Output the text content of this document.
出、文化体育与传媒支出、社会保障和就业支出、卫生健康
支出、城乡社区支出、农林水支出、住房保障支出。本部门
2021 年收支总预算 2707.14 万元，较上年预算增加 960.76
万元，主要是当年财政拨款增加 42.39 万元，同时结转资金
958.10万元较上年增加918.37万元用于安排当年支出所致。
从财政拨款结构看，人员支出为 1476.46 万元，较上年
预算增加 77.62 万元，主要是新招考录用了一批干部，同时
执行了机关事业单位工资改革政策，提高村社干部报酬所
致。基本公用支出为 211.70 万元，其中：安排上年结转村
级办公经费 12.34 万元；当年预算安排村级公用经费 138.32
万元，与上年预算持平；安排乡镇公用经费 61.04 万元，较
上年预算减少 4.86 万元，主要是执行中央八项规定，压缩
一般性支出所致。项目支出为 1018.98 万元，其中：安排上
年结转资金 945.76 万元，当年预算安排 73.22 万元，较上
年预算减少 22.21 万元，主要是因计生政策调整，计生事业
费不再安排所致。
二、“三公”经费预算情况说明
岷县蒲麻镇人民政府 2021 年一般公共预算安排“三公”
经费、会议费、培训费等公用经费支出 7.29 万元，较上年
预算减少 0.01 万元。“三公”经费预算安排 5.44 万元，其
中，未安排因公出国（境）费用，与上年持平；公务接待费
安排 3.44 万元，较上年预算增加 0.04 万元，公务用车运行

◇ ◇ ◇ ◇

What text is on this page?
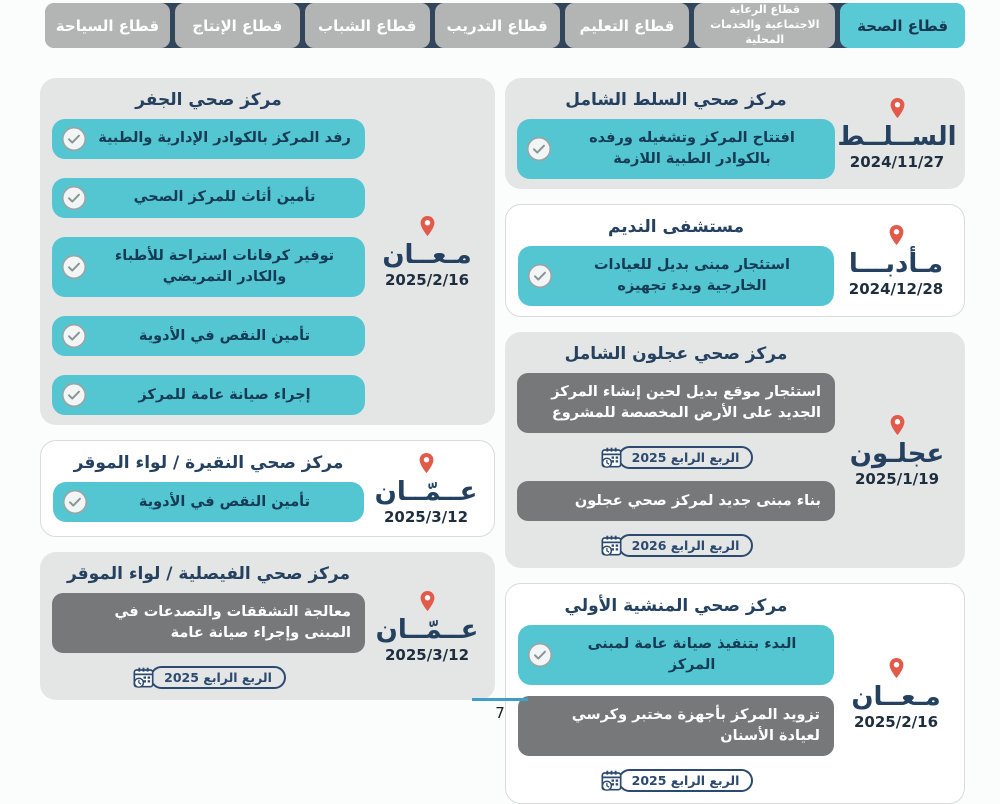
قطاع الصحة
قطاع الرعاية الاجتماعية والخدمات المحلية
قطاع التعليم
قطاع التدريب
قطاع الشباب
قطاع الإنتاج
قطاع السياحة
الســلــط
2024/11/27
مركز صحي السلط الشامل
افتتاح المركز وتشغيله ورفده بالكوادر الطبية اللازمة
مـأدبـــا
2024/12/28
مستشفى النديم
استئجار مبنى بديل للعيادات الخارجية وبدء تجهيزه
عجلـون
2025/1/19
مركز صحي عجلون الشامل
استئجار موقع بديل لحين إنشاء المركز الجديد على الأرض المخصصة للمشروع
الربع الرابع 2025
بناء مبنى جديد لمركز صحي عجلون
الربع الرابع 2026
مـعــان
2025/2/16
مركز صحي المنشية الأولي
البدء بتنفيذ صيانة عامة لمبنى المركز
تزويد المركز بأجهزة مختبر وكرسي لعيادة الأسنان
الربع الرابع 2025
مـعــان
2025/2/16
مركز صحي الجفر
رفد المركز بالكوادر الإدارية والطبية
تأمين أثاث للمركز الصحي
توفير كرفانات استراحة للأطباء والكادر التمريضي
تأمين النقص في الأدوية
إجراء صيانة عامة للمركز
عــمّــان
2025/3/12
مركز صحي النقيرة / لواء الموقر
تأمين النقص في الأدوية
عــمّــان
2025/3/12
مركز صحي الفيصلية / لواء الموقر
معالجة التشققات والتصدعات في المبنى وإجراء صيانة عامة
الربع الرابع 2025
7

◇ ◇ ◇ ◇

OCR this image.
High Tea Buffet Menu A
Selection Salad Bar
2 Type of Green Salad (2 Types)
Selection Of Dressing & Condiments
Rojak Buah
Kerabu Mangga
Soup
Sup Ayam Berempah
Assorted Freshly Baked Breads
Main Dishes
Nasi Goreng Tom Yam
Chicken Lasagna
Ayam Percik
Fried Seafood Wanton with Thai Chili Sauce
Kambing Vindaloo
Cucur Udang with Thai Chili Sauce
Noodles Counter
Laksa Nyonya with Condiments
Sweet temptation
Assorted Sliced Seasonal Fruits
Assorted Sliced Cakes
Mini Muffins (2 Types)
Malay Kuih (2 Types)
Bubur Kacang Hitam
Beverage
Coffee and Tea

◇ ◇ ◇ ◇

The task: Find the lines above that include the string "Assorted" and copy them.

Exercise solution:
Assorted Freshly Baked Breads
Assorted Sliced Seasonal Fruits
Assorted Sliced Cakes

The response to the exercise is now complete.